Task requirements » Extract and list every line that contains the word "midi".

Material »
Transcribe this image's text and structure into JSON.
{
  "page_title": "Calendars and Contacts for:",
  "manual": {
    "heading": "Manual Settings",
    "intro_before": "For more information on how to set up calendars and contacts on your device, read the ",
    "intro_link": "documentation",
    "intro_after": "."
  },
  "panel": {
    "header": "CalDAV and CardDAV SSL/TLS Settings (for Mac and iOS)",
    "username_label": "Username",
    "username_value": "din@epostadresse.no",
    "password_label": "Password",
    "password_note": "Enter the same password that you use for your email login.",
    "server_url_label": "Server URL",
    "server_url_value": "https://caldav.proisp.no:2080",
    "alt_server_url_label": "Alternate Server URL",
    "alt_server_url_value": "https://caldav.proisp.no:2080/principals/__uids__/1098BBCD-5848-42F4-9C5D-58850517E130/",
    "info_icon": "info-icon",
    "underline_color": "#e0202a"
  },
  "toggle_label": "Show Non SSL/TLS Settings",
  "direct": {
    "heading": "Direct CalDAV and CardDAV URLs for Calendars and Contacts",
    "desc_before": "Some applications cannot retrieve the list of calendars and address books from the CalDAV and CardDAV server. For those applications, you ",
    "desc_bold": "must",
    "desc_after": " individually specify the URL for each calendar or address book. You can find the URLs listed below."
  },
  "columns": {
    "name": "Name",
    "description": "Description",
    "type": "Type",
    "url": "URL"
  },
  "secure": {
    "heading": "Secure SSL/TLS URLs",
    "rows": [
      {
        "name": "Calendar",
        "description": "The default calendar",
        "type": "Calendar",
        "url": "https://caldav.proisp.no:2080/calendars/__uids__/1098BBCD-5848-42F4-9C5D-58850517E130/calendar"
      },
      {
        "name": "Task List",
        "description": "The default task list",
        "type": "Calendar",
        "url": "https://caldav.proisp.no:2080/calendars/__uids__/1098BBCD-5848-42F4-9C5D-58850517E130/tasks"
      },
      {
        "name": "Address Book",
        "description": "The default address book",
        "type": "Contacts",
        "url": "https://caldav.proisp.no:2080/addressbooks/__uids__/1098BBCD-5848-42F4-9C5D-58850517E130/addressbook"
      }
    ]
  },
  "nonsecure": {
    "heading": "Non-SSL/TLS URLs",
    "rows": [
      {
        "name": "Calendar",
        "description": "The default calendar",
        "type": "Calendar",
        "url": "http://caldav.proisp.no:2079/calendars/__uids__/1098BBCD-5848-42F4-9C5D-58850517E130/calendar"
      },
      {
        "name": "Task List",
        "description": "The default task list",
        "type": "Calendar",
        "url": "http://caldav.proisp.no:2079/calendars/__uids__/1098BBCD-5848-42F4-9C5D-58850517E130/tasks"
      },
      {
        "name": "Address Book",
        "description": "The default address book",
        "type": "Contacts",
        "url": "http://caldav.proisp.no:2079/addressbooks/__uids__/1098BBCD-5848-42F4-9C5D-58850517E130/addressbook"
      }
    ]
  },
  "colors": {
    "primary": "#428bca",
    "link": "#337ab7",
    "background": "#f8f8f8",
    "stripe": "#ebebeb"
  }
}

---

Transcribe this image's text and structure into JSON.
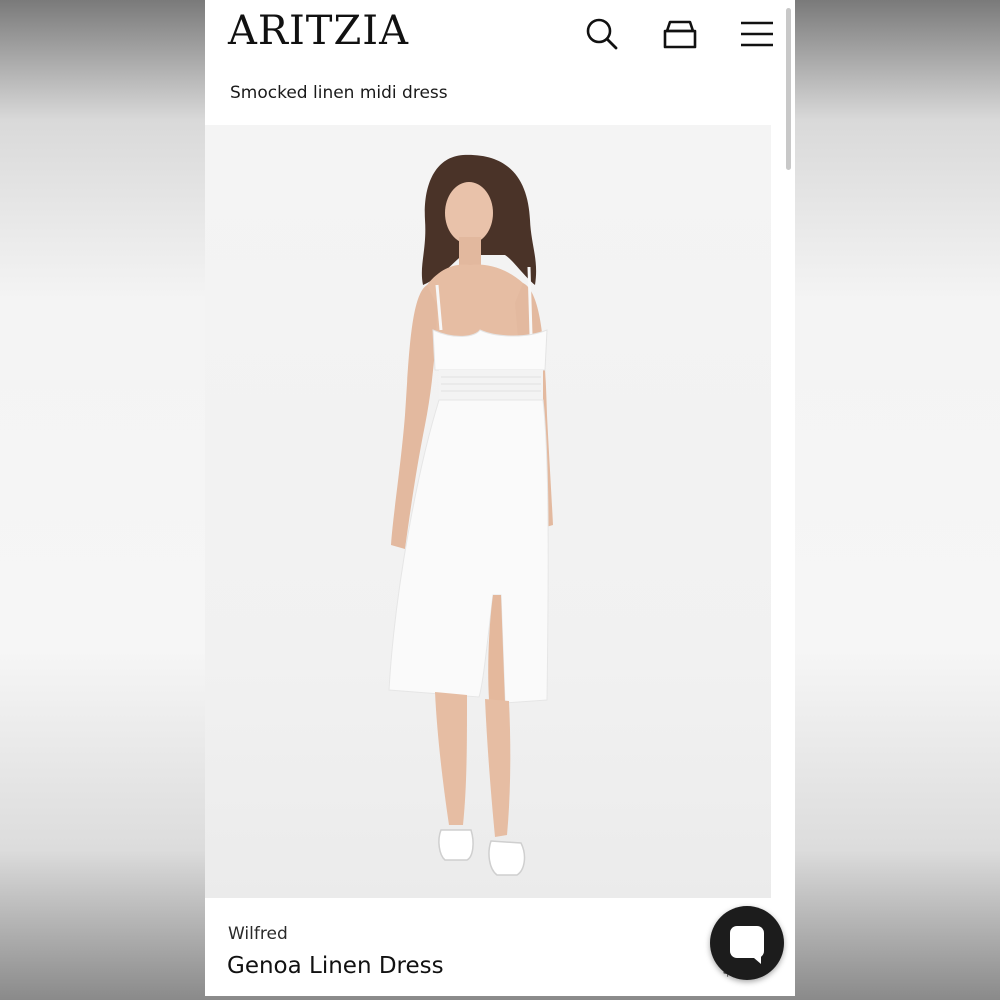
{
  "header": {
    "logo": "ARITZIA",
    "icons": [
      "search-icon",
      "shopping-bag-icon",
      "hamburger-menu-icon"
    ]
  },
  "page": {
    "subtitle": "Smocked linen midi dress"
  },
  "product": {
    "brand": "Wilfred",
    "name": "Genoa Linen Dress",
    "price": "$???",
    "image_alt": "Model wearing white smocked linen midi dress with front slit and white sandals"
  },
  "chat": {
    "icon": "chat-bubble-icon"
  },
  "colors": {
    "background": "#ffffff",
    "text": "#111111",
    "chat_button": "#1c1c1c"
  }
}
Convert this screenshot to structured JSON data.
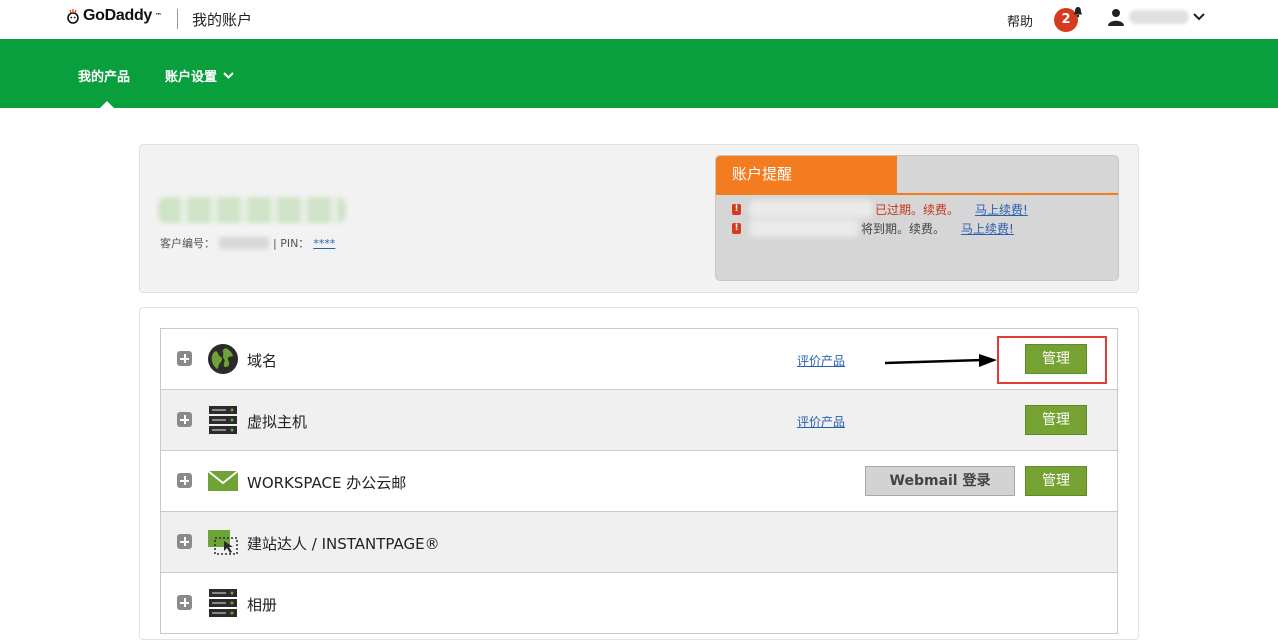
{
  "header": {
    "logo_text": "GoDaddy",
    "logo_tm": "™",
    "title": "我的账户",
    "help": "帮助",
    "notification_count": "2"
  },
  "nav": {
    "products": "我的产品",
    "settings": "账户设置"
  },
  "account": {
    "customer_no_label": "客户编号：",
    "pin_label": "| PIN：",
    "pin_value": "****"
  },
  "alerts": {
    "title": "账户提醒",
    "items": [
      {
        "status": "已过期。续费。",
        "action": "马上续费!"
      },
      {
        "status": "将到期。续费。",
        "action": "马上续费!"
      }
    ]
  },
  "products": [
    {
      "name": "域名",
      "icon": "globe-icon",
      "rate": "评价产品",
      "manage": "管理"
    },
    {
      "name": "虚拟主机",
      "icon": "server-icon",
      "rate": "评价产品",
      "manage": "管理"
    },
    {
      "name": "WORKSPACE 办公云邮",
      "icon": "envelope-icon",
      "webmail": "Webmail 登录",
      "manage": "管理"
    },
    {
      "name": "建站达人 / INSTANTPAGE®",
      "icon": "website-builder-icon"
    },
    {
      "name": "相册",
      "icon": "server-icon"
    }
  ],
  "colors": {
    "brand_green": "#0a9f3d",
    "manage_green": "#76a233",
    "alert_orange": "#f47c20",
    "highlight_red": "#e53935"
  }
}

Result »
    "subtitle": "Smocked linen midi dress"
    "image_alt": "Model wearing white smocked linen midi dress with front slit and white sandals"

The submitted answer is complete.